- The request: Every line below that holds the string "this" should be copied out.

(Dataset entries on figures)

begin

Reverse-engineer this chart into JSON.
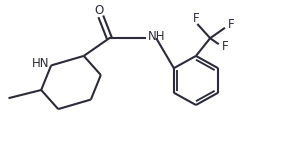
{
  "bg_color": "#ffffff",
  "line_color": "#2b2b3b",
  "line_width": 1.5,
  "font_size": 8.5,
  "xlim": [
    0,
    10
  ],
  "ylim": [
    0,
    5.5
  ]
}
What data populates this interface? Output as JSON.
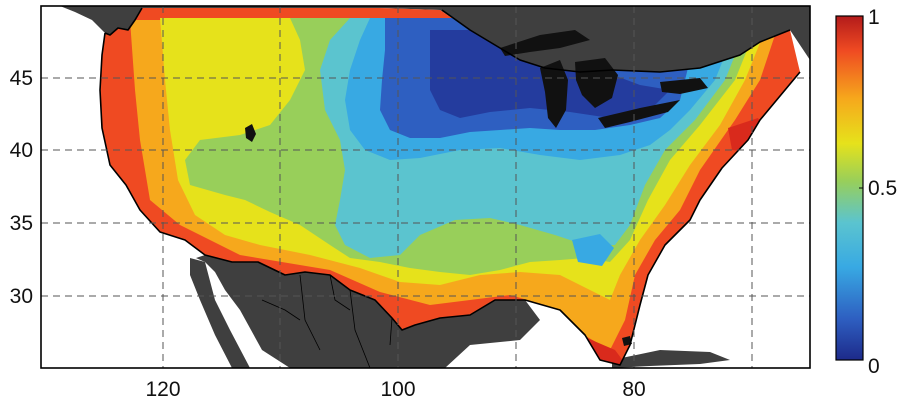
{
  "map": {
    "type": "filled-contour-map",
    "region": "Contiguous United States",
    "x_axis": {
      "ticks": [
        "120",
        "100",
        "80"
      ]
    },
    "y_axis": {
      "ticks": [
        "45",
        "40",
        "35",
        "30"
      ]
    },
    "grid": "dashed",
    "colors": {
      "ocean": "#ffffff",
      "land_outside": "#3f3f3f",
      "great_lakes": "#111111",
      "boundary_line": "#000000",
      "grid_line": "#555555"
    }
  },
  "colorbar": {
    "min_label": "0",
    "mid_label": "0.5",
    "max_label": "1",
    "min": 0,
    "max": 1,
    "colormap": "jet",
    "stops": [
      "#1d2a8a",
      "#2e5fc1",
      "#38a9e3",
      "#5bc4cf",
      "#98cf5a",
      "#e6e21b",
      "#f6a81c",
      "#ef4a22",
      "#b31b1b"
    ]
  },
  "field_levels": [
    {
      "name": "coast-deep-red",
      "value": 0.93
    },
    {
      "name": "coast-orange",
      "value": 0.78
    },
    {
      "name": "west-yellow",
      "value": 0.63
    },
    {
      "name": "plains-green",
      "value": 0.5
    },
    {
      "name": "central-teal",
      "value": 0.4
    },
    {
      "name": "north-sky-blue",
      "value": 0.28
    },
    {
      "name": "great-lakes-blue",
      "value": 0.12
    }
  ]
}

end

- Finished task:
Reverse-engineer this chart into JSON.
What data populates this interface? Output as JSON.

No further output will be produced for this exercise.